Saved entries
————

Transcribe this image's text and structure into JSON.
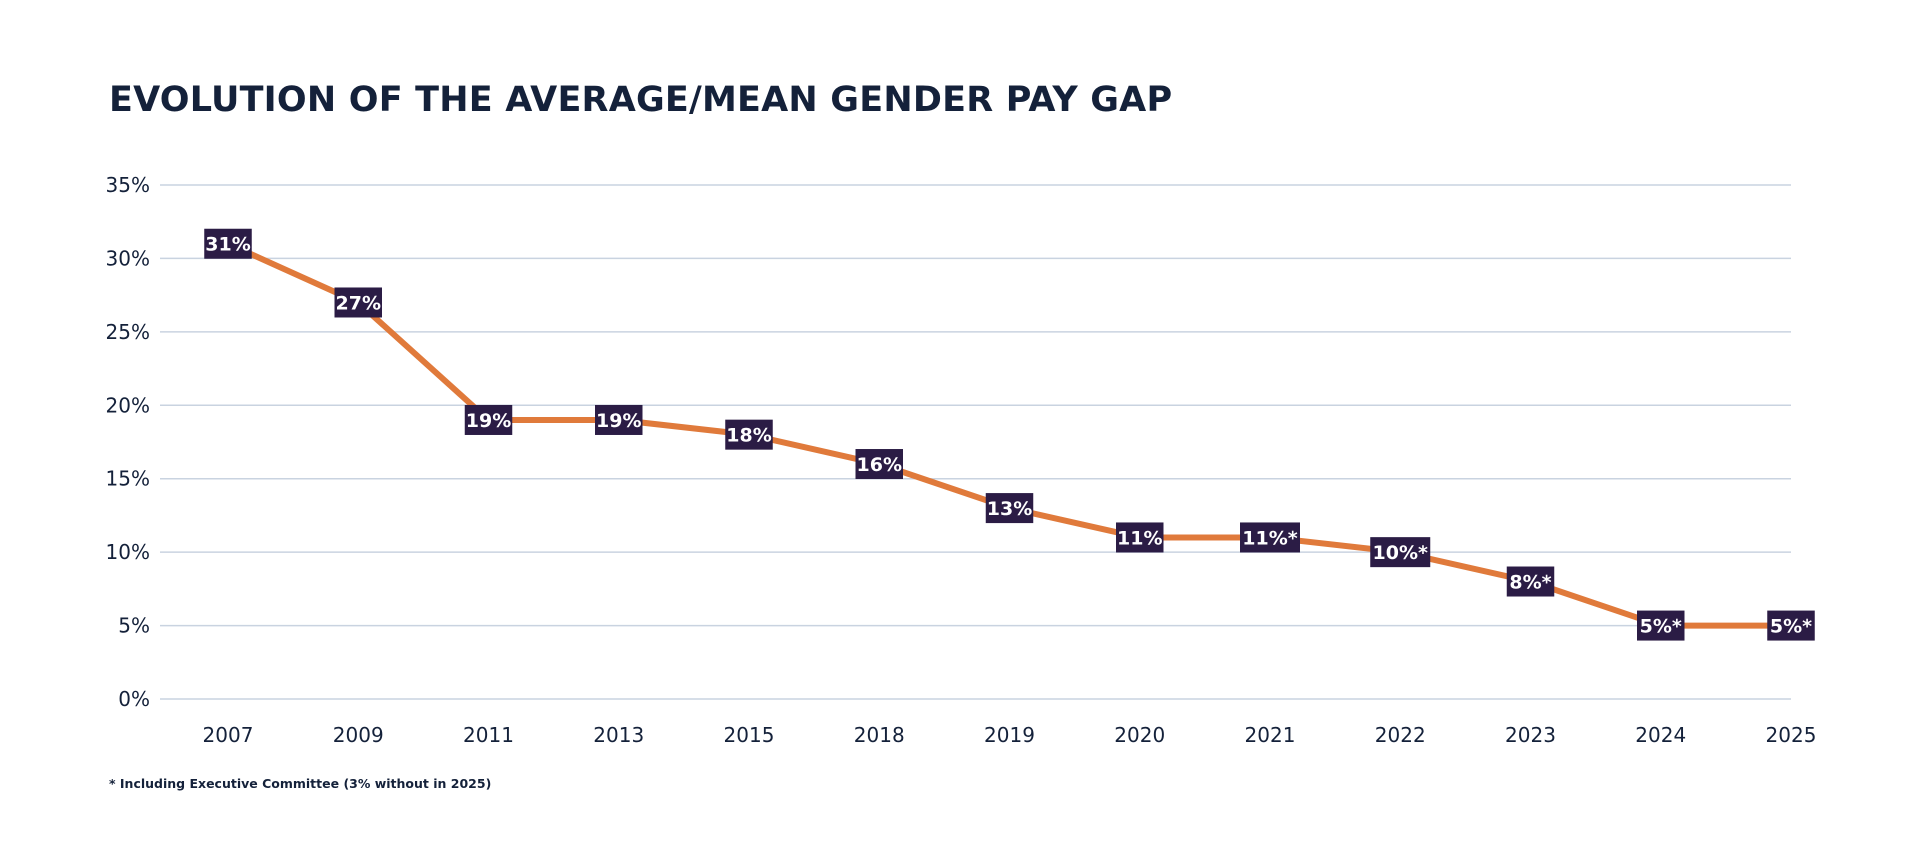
{
  "chart_data": {
    "type": "line",
    "title": "EVOLUTION OF THE AVERAGE/MEAN GENDER PAY GAP",
    "categories": [
      "2007",
      "2009",
      "2011",
      "2013",
      "2015",
      "2018",
      "2019",
      "2020",
      "2021",
      "2022",
      "2023",
      "2024",
      "2025"
    ],
    "values": [
      31,
      27,
      19,
      19,
      18,
      16,
      13,
      11,
      11,
      10,
      8,
      5,
      5
    ],
    "data_labels": [
      "31%",
      "27%",
      "19%",
      "19%",
      "18%",
      "16%",
      "13%",
      "11%",
      "11%*",
      "10%*",
      "8%*",
      "5%*",
      "5%*"
    ],
    "yticks": [
      "0%",
      "5%",
      "10%",
      "15%",
      "20%",
      "25%",
      "30%",
      "35%"
    ],
    "ylim": [
      0,
      35
    ],
    "xlabel": "",
    "ylabel": "",
    "grid": true,
    "footnote": "* Including Executive Committee (3% without in 2025)",
    "colors": {
      "line": "#e07a3b",
      "label_bg": "#2b1c45",
      "grid": "#c9d3e0",
      "text": "#14213a"
    }
  }
}
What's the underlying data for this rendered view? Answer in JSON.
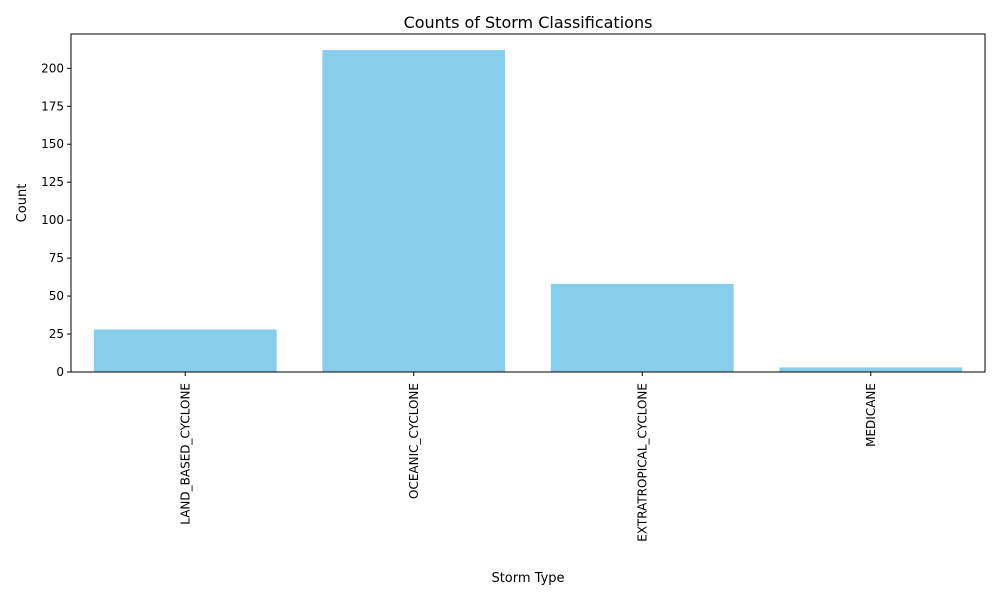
{
  "chart_data": {
    "type": "bar",
    "title": "Counts of Storm Classifications",
    "xlabel": "Storm Type",
    "ylabel": "Count",
    "categories": [
      "LAND_BASED_CYCLONE",
      "OCEANIC_CYCLONE",
      "EXTRATROPICAL_CYCLONE",
      "MEDICANE"
    ],
    "values": [
      28,
      212,
      58,
      3
    ],
    "ylim": [
      0,
      222.6
    ],
    "yticks": [
      0,
      25,
      50,
      75,
      100,
      125,
      150,
      175,
      200
    ],
    "grid": false,
    "legend": "none",
    "colors": {
      "bar": "#87ceeb",
      "axis": "#000000",
      "background": "#ffffff"
    }
  }
}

————

■ **Set task**: All records must be output exactly as they are, except for the pictures, which are left out.

■ **Written response**:
Transcribe this image's text and structure into JSON.
{
  "chart_data": {
    "type": "line",
    "title": "EVOLUTION OF THE AVERAGE/MEAN GENDER PAY GAP",
    "categories": [
      "2007",
      "2009",
      "2011",
      "2013",
      "2015",
      "2018",
      "2019",
      "2020",
      "2021",
      "2022",
      "2023",
      "2024",
      "2025"
    ],
    "values": [
      31,
      27,
      19,
      19,
      18,
      16,
      13,
      11,
      11,
      10,
      8,
      5,
      5
    ],
    "data_labels": [
      "31%",
      "27%",
      "19%",
      "19%",
      "18%",
      "16%",
      "13%",
      "11%",
      "11%*",
      "10%*",
      "8%*",
      "5%*",
      "5%*"
    ],
    "yticks": [
      "0%",
      "5%",
      "10%",
      "15%",
      "20%",
      "25%",
      "30%",
      "35%"
    ],
    "ylim": [
      0,
      35
    ],
    "xlabel": "",
    "ylabel": "",
    "grid": true,
    "footnote": "* Including Executive Committee (3% without in 2025)",
    "colors": {
      "line": "#e07a3b",
      "label_bg": "#2b1c45",
      "grid": "#c9d3e0",
      "text": "#14213a"
    }
  }
}
What's the underlying data for this rendered view? Answer in JSON.
{
  "chart_data": {
    "type": "bar",
    "title": "Counts of Storm Classifications",
    "xlabel": "Storm Type",
    "ylabel": "Count",
    "categories": [
      "LAND_BASED_CYCLONE",
      "OCEANIC_CYCLONE",
      "EXTRATROPICAL_CYCLONE",
      "MEDICANE"
    ],
    "values": [
      28,
      212,
      58,
      3
    ],
    "ylim": [
      0,
      222.6
    ],
    "yticks": [
      0,
      25,
      50,
      75,
      100,
      125,
      150,
      175,
      200
    ],
    "grid": false,
    "legend": "none",
    "colors": {
      "bar": "#87ceeb",
      "axis": "#000000",
      "background": "#ffffff"
    }
  }
}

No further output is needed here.